◆ **CHALLENGE**
Write each line out again exactly as written.

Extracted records
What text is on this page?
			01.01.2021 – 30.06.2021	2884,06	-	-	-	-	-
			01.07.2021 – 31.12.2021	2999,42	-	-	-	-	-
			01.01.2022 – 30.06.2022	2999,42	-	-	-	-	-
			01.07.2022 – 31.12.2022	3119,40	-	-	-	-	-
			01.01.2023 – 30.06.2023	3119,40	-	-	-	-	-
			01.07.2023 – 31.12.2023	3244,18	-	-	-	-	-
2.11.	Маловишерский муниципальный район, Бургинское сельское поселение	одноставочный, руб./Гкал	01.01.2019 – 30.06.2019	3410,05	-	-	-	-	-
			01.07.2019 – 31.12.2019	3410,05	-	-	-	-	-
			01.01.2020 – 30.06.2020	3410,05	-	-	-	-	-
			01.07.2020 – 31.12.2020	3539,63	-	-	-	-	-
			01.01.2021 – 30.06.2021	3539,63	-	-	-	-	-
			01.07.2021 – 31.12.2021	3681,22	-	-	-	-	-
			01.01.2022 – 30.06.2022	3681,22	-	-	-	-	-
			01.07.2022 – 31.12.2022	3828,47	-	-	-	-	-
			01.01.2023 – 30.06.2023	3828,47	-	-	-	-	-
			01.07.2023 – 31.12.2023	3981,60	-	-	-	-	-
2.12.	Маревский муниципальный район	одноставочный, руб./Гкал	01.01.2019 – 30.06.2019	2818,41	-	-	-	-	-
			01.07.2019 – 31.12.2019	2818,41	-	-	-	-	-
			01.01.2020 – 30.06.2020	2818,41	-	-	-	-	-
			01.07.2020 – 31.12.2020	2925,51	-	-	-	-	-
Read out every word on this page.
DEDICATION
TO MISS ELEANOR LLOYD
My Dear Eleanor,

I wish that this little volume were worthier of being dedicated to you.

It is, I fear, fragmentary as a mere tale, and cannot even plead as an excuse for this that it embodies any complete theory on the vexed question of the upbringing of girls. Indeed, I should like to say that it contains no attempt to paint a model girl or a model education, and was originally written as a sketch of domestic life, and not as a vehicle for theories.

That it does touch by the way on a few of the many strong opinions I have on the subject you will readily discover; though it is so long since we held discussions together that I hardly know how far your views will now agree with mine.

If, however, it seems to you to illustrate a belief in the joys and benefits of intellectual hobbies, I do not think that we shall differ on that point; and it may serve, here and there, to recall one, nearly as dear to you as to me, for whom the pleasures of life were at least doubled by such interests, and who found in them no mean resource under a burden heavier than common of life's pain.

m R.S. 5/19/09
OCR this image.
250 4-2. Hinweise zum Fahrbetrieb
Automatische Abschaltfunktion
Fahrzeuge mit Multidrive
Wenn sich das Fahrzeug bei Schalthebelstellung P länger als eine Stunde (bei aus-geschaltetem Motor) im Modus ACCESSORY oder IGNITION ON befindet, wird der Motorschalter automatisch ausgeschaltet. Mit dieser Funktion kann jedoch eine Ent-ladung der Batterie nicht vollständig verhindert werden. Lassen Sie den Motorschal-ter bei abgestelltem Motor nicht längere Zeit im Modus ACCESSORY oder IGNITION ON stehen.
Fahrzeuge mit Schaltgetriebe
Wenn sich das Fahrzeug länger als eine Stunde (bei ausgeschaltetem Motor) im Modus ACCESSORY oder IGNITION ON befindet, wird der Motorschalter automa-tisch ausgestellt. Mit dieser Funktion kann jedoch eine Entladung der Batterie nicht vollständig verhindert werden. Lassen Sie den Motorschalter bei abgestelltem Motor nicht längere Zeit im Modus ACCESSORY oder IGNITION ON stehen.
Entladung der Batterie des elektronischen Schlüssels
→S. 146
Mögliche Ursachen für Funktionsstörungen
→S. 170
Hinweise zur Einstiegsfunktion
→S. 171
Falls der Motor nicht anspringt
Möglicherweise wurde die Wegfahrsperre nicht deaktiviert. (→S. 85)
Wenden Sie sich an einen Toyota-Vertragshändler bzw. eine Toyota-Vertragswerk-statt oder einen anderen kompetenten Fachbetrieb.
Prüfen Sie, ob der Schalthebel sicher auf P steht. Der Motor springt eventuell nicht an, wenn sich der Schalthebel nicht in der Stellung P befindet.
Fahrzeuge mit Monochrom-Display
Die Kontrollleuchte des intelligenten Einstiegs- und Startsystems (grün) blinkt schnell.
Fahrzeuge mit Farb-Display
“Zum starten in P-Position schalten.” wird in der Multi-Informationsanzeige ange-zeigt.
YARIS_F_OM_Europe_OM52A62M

◆ **WRITTEN REPLY**
What text is on this page?
			01.01.2021 – 30.06.2021	2884,06	-	-	-	-	-
			01.07.2021 – 31.12.2021	2999,42	-	-	-	-	-
			01.01.2022 – 30.06.2022	2999,42	-	-	-	-	-
			01.07.2022 – 31.12.2022	3119,40	-	-	-	-	-
			01.01.2023 – 30.06.2023	3119,40	-	-	-	-	-
			01.07.2023 – 31.12.2023	3244,18	-	-	-	-	-
2.11.	Маловишерский муниципальный район, Бургинское сельское поселение	одноставочный, руб./Гкал	01.01.2019 – 30.06.2019	3410,05	-	-	-	-	-
			01.07.2019 – 31.12.2019	3410,05	-	-	-	-	-
			01.01.2020 – 30.06.2020	3410,05	-	-	-	-	-
			01.07.2020 – 31.12.2020	3539,63	-	-	-	-	-
			01.01.2021 – 30.06.2021	3539,63	-	-	-	-	-
			01.07.2021 – 31.12.2021	3681,22	-	-	-	-	-
			01.01.2022 – 30.06.2022	3681,22	-	-	-	-	-
			01.07.2022 – 31.12.2022	3828,47	-	-	-	-	-
			01.01.2023 – 30.06.2023	3828,47	-	-	-	-	-
			01.07.2023 – 31.12.2023	3981,60	-	-	-	-	-
2.12.	Маревский муниципальный район	одноставочный, руб./Гкал	01.01.2019 – 30.06.2019	2818,41	-	-	-	-	-
			01.07.2019 – 31.12.2019	2818,41	-	-	-	-	-
			01.01.2020 – 30.06.2020	2818,41	-	-	-	-	-
			01.07.2020 – 31.12.2020	2925,51	-	-	-	-	-
Read out every word on this page.
DEDICATION
TO MISS ELEANOR LLOYD
My Dear Eleanor,

I wish that this little volume were worthier of being dedicated to you.

It is, I fear, fragmentary as a mere tale, and cannot even plead as an excuse for this that it embodies any complete theory on the vexed question of the upbringing of girls. Indeed, I should like to say that it contains no attempt to paint a model girl or a model education, and was originally written as a sketch of domestic life, and not as a vehicle for theories.

That it does touch by the way on a few of the many strong opinions I have on the subject you will readily discover; though it is so long since we held discussions together that I hardly know how far your views will now agree with mine.

If, however, it seems to you to illustrate a belief in the joys and benefits of intellectual hobbies, I do not think that we shall differ on that point; and it may serve, here and there, to recall one, nearly as dear to you as to me, for whom the pleasures of life were at least doubled by such interests, and who found in them no mean resource under a burden heavier than common of life's pain.

m R.S. 5/19/09
OCR this image.
250 4-2. Hinweise zum Fahrbetrieb
Automatische Abschaltfunktion
Fahrzeuge mit Multidrive
Wenn sich das Fahrzeug bei Schalthebelstellung P länger als eine Stunde (bei aus-geschaltetem Motor) im Modus ACCESSORY oder IGNITION ON befindet, wird der Motorschalter automatisch ausgeschaltet. Mit dieser Funktion kann jedoch eine Ent-ladung der Batterie nicht vollständig verhindert werden. Lassen Sie den Motorschal-ter bei abgestelltem Motor nicht längere Zeit im Modus ACCESSORY oder IGNITION ON stehen.
Fahrzeuge mit Schaltgetriebe
Wenn sich das Fahrzeug länger als eine Stunde (bei ausgeschaltetem Motor) im Modus ACCESSORY oder IGNITION ON befindet, wird der Motorschalter automa-tisch ausgestellt. Mit dieser Funktion kann jedoch eine Entladung der Batterie nicht vollständig verhindert werden. Lassen Sie den Motorschalter bei abgestelltem Motor nicht längere Zeit im Modus ACCESSORY oder IGNITION ON stehen.
Entladung der Batterie des elektronischen Schlüssels
→S. 146
Mögliche Ursachen für Funktionsstörungen
→S. 170
Hinweise zur Einstiegsfunktion
→S. 171
Falls der Motor nicht anspringt
Möglicherweise wurde die Wegfahrsperre nicht deaktiviert. (→S. 85)
Wenden Sie sich an einen Toyota-Vertragshändler bzw. eine Toyota-Vertragswerk-statt oder einen anderen kompetenten Fachbetrieb.
Prüfen Sie, ob der Schalthebel sicher auf P steht. Der Motor springt eventuell nicht an, wenn sich der Schalthebel nicht in der Stellung P befindet.
Fahrzeuge mit Monochrom-Display
Die Kontrollleuchte des intelligenten Einstiegs- und Startsystems (grün) blinkt schnell.
Fahrzeuge mit Farb-Display
“Zum starten in P-Position schalten.” wird in der Multi-Informationsanzeige ange-zeigt.
YARIS_F_OM_Europe_OM52A62M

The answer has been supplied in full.